-- Begin Dataset entries --

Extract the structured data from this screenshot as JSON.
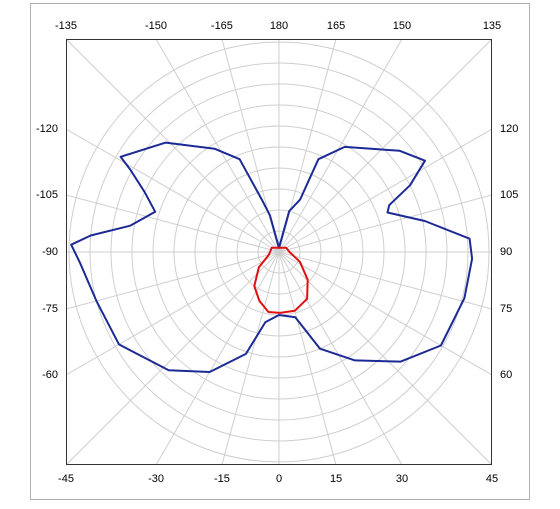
{
  "chart_data": {
    "type": "polar",
    "thetaticks": [
      -165,
      -150,
      -135,
      -120,
      -105,
      -90,
      -75,
      -60,
      -45,
      -30,
      -15,
      0,
      15,
      30,
      45,
      60,
      75,
      90,
      105,
      120,
      135,
      150,
      165,
      180
    ],
    "rlim": [
      0,
      10
    ],
    "rticks": [
      1,
      2,
      3,
      4,
      5,
      6,
      7,
      8,
      9,
      10
    ],
    "grid": true,
    "series": [
      {
        "color": "#1c2a96",
        "theta": [
          -180,
          -166,
          -162,
          -157,
          -148,
          -134,
          -121,
          -119,
          -114,
          -108,
          -100,
          -95,
          -92,
          -87,
          -75,
          -60,
          -43,
          -30,
          -18,
          -11,
          0,
          14,
          23,
          35,
          48,
          60,
          76,
          88,
          94,
          102,
          110,
          113,
          117,
          122,
          130,
          148,
          157,
          158,
          166,
          180
        ],
        "values": [
          0.2,
          1.8,
          2.6,
          4.8,
          5.8,
          7.5,
          8.8,
          8.1,
          7.0,
          6.2,
          7.2,
          9.0,
          9.9,
          9.5,
          9.0,
          8.8,
          7.7,
          6.6,
          5.1,
          3.4,
          3.0,
          3.2,
          5.0,
          6.3,
          7.8,
          8.9,
          9.1,
          9.2,
          9.1,
          7.1,
          5.5,
          5.7,
          7.0,
          8.2,
          7.5,
          5.9,
          4.8,
          2.7,
          2.0,
          0.2
        ]
      },
      {
        "color": "#e01010",
        "theta": [
          -180,
          -120,
          -75,
          -53,
          -36,
          -22,
          -10,
          1,
          15,
          31,
          46,
          65,
          90,
          120,
          180
        ],
        "values": [
          0.2,
          0.4,
          0.5,
          1.2,
          2.0,
          2.5,
          2.9,
          2.9,
          2.9,
          2.6,
          1.9,
          1.1,
          0.5,
          0.4,
          0.2
        ]
      }
    ]
  }
}
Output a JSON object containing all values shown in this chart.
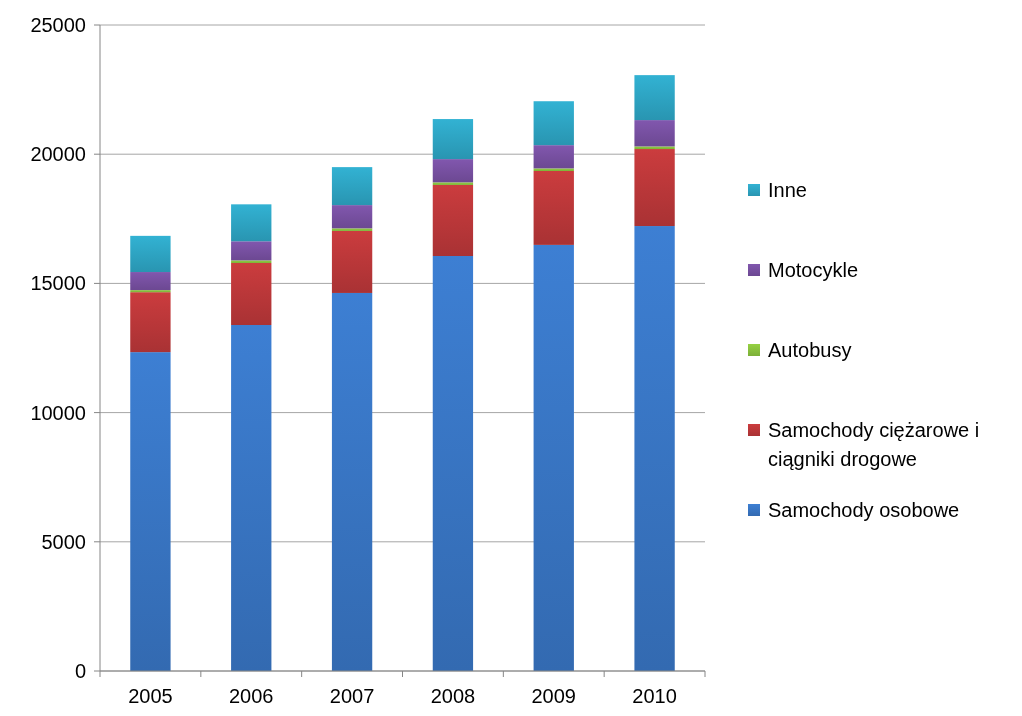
{
  "chart_data": {
    "type": "bar",
    "stacked": true,
    "categories": [
      "2005",
      "2006",
      "2007",
      "2008",
      "2009",
      "2010"
    ],
    "series": [
      {
        "name": "Samochody osobowe",
        "color": "#3a78c8",
        "values": [
          12340,
          13390,
          14630,
          16060,
          16490,
          17220
        ]
      },
      {
        "name": "Samochody ciężarowe i ciągniki drogowe",
        "color": "#c0393b",
        "values": [
          2320,
          2400,
          2400,
          2750,
          2860,
          2980
        ]
      },
      {
        "name": "Autobusy",
        "color": "#8dc63f",
        "values": [
          80,
          100,
          100,
          100,
          100,
          100
        ]
      },
      {
        "name": "Motocykle",
        "color": "#7a52a5",
        "values": [
          700,
          740,
          900,
          900,
          900,
          1020
        ]
      },
      {
        "name": "Inne",
        "color": "#2fa9c8",
        "values": [
          1400,
          1430,
          1470,
          1550,
          1700,
          1740
        ]
      }
    ],
    "ylim": [
      0,
      25000
    ],
    "yticks": [
      0,
      5000,
      10000,
      15000,
      20000,
      25000
    ],
    "grid": "y",
    "legend": "right"
  }
}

-- End Dataset entries --

**Objective**
Select and copy every line of the listing with the word "this".

**Expected answer**
Extract the structured data from this screenshot as JSON.
Output a JSON object containing all values shown in this chart.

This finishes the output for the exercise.